DIRECTIONS:
A. Output the full email thread on clamping the TCP retry timeout with no changes.
B. Return a verbatim copy of the labeled region entries, starting at the line that contains "legend-label: A2--W--bcc [1020,145,1085,159]" and stopping after the final entry line. Include both of these lines.

On Fri, Nov 14, 2025 at 8:47 AM David Gibson
On Fri, Nov 14, 2025 at 01:01:21AM +0100, Stefano Brivio wrote:
On Mon, 10 Nov 2025 21:56:39 +1100 David Gibson
wrote: On Mon, Nov 10, 2025 at 05:31:37PM +0800, Yumei Huang wrote:
Clamp the TCP retry timeout as Linux kernel does. If a retry occurs during the handshake and the RTO is below 3 seconds, re-initialise it to 3 seconds for data retransmissions according to RFC 6298.
Suggested-by: Stefano Brivio
Signed-off-by: Yumei Huang Looks correct, so
Reviewed-by: David Gibson
A few possible improvements (mostly comments/names) below.
--- tcp.c | 25 ++++++++++++++++++++----- tcp.h | 2 ++ tcp_conn.h | 1 + 3 files changed, 23 insertions(+), 5 deletions(-)
diff --git a/tcp.c b/tcp.c index ee111e0..b015658 100644 --- a/tcp.c +++ b/tcp.c @@ -187,6 +187,9 @@ * for established connections, or (syn_retries + syn_linear_timeouts) times * during the handshake, reset the connection * + * - RTO_INIT_ACK: if the RTO is less than this, re-initialise RTO to this for + * data retransmissions + *
Now that this is conditional on SYN being retried, the description doesn't look entirely accurate any more.
If I read the whole thing again I would actually say it becomes misleading and worth fixing before applying this. Also because the relationship to the text in the RFC is not obvious anymore.

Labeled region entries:

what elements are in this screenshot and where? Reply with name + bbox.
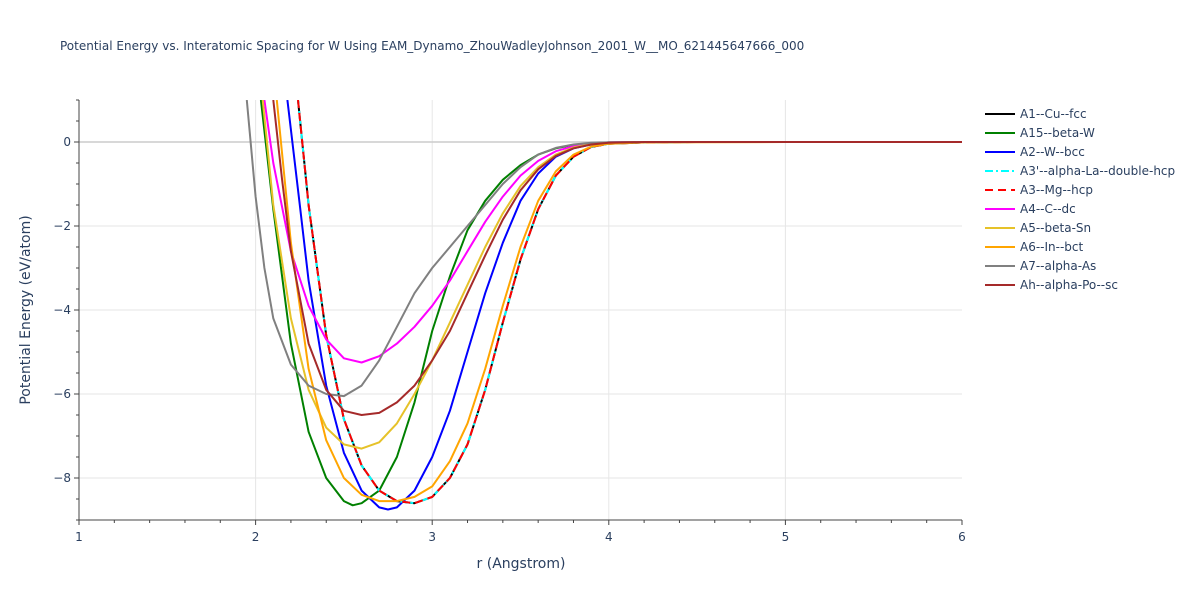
legend-label: A2--W--bcc [1020,145,1085,159]
y-tick-label: −4 [53,303,71,317]
chart-title: Potential Energy vs. Interatomic Spacing… [60,39,804,53]
series-line-8 [275,100,962,503]
legend-label: A7--alpha-As [1020,259,1096,273]
y-tick-label: −6 [53,387,71,401]
legend-label: A5--beta-Sn [1020,221,1091,235]
x-tick-label: 5 [782,530,790,544]
legend-label: A4--C--dc [1020,202,1076,216]
y-tick-labels: 0 −2 −4 −6 −8 [53,135,71,485]
x-tick-label: 1 [75,530,83,544]
y-tick-label: −8 [53,471,71,485]
legend-label: A15--beta-W [1020,126,1095,140]
series-line-3 [286,100,962,511]
axes [74,99,963,525]
legend-label: A6--In--bct [1020,240,1084,254]
legend-label: A1--Cu--fcc [1020,107,1087,121]
x-axis-title: r (Angstrom) [477,556,566,572]
series-line-10 [272,100,962,416]
y-tick-label: 0 [63,135,71,149]
x-tick-label: 4 [605,530,613,544]
x-tick-label: 6 [958,530,966,544]
x-tick-label: 2 [252,530,260,544]
x-tick-labels: 1 2 3 4 5 6 [75,530,966,544]
series-line-7 [261,100,962,450]
legend: A1--Cu--fcc A15--beta-W A2--W--bcc A3'--alp… [985,107,1175,292]
y-tick-label: −2 [53,219,71,233]
series-line-9 [245,100,962,398]
y-axis-title: Potential Energy (eV/atom) [18,215,34,404]
series-line-1 [297,100,962,505]
series-line-2 [259,100,962,507]
x-tick-label: 3 [428,530,436,544]
series-layer [245,100,962,511]
series-line-4 [297,100,962,505]
legend-label: A3--Mg--hcp [1020,183,1093,197]
series-line-5 [297,100,962,505]
grid-lines [79,100,962,520]
legend-label: Ah--alpha-Po--sc [1020,278,1118,292]
series-line-6 [263,100,962,364]
legend-label: A3'--alpha-La--double-hcp [1020,164,1175,178]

ANSWERS TO THE PROBLEMS:
A.
On Fri, Nov 14, 2025 at 8:47 AM David Gibson
On Fri, Nov 14, 2025 at 01:01:21AM +0100, Stefano Brivio wrote:
On Mon, 10 Nov 2025 21:56:39 +1100 David Gibson
wrote: On Mon, Nov 10, 2025 at 05:31:37PM +0800, Yumei Huang wrote:
Clamp the TCP retry timeout as Linux kernel does. If a retry occurs during the handshake and the RTO is below 3 seconds, re-initialise it to 3 seconds for data retransmissions according to RFC 6298.
Suggested-by: Stefano Brivio
Signed-off-by: Yumei Huang Looks correct, so
Reviewed-by: David Gibson
A few possible improvements (mostly comments/names) below.
--- tcp.c | 25 ++++++++++++++++++++----- tcp.h | 2 ++ tcp_conn.h | 1 + 3 files changed, 23 insertions(+), 5 deletions(-)
diff --git a/tcp.c b/tcp.c index ee111e0..b015658 100644 --- a/tcp.c +++ b/tcp.c @@ -187,6 +187,9 @@ * for established connections, or (syn_retries + syn_linear_timeouts) times * during the handshake, reset the connection * + * - RTO_INIT_ACK: if the RTO is less than this, re-initialise RTO to this for + * data retransmissions + *
Now that this is conditional on SYN being retried, the description doesn't look entirely accurate any more.
If I read the whole thing again I would actually say it becomes misleading and worth fixing before applying this. Also because the relationship to the text in the RFC is not obvious anymore.

B.
legend-label: A2--W--bcc [1020,145,1085,159]
y-tick-label: −4 [53,303,71,317]
chart-title: Potential Energy vs. Interatomic Spacing… [60,39,804,53]
series-line-8 [275,100,962,503]
legend-label: A7--alpha-As [1020,259,1096,273]
y-tick-label: −6 [53,387,71,401]
legend-label: A5--beta-Sn [1020,221,1091,235]
x-tick-label: 5 [782,530,790,544]
legend-label: A4--C--dc [1020,202,1076,216]
y-tick-labels: 0 −2 −4 −6 −8 [53,135,71,485]
x-tick-label: 1 [75,530,83,544]
y-tick-label: −8 [53,471,71,485]
legend-label: A15--beta-W [1020,126,1095,140]
series-line-3 [286,100,962,511]
axes [74,99,963,525]
legend-label: A6--In--bct [1020,240,1084,254]
legend-label: A1--Cu--fcc [1020,107,1087,121]
x-axis-title: r (Angstrom) [477,556,566,572]
series-line-10 [272,100,962,416]
y-tick-label: 0 [63,135,71,149]
x-tick-label: 4 [605,530,613,544]
x-tick-label: 6 [958,530,966,544]
x-tick-label: 2 [252,530,260,544]
x-tick-labels: 1 2 3 4 5 6 [75,530,966,544]
series-line-7 [261,100,962,450]
legend: A1--Cu--fcc A15--beta-W A2--W--bcc A3'--alp… [985,107,1175,292]
y-tick-label: −2 [53,219,71,233]
series-line-9 [245,100,962,398]
y-axis-title: Potential Energy (eV/atom) [18,215,34,404]
series-line-1 [297,100,962,505]
series-line-2 [259,100,962,507]
x-tick-label: 3 [428,530,436,544]
series-layer [245,100,962,511]
series-line-4 [297,100,962,505]
legend-label: A3--Mg--hcp [1020,183,1093,197]
series-line-5 [297,100,962,505]
grid-lines [79,100,962,520]
legend-label: Ah--alpha-Po--sc [1020,278,1118,292]
series-line-6 [263,100,962,364]
legend-label: A3'--alpha-La--double-hcp [1020,164,1175,178]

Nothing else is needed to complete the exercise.